▸ Your goal
All lines in which the word "values" occurs are to be extracted.

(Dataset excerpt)
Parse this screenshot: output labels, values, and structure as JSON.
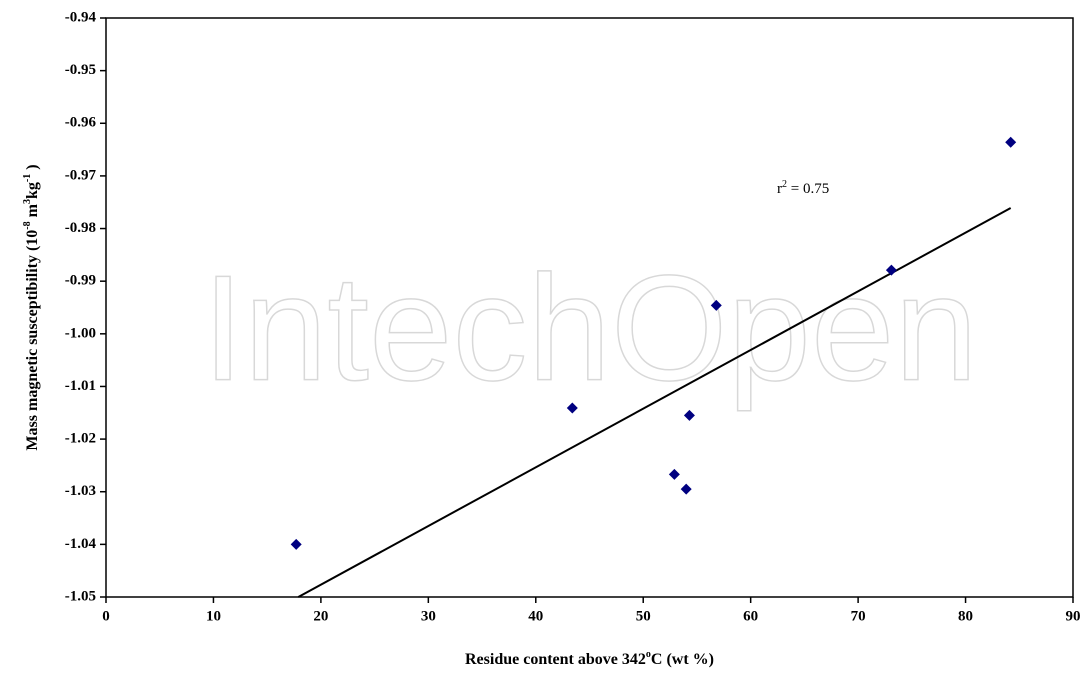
{
  "chart_data": {
    "type": "scatter",
    "watermark": "IntechOpen",
    "x_label": [
      {
        "text": "Residue content above 342"
      },
      {
        "text": "o",
        "sup": true
      },
      {
        "text": "C (wt %)"
      }
    ],
    "y_label": [
      {
        "text": "Mass magnetic susceptibility (10"
      },
      {
        "text": "-8",
        "sup": true
      },
      {
        "text": " m"
      },
      {
        "text": "3",
        "sup": true
      },
      {
        "text": "kg"
      },
      {
        "text": "-1",
        "sup": true
      },
      {
        "text": " )"
      }
    ],
    "annotation": [
      {
        "text": "r"
      },
      {
        "text": "2",
        "sup": true
      },
      {
        "text": " = 0.75"
      }
    ],
    "xlim": [
      0,
      90
    ],
    "xticks": [
      0,
      10,
      20,
      30,
      40,
      50,
      60,
      70,
      80,
      90
    ],
    "ylim": [
      -1.05,
      -0.94
    ],
    "yticks": [
      -0.94,
      -0.95,
      -0.96,
      -0.97,
      -0.98,
      -0.99,
      {
        "value": -1.0,
        "label": "-1.00"
      },
      -1.01,
      -1.02,
      -1.03,
      -1.04,
      -1.05
    ],
    "series": [
      {
        "color": "#000080",
        "x": [
          17.7,
          43.4,
          52.9,
          54.0,
          54.3,
          56.8,
          73.1,
          84.2
        ],
        "values": [
          -1.04,
          -1.0141,
          -1.0267,
          -1.0295,
          -1.0155,
          -0.9946,
          -0.9879,
          -0.9636
        ]
      }
    ],
    "trendline": {
      "color": "#000000",
      "x": [
        17.9,
        84.2
      ],
      "values": [
        -1.05,
        -0.9761
      ]
    }
  }
}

▸ Solution to this exercise
Parse this screenshot: output labels, values, and structure as JSON.
        "values": [
      "values": [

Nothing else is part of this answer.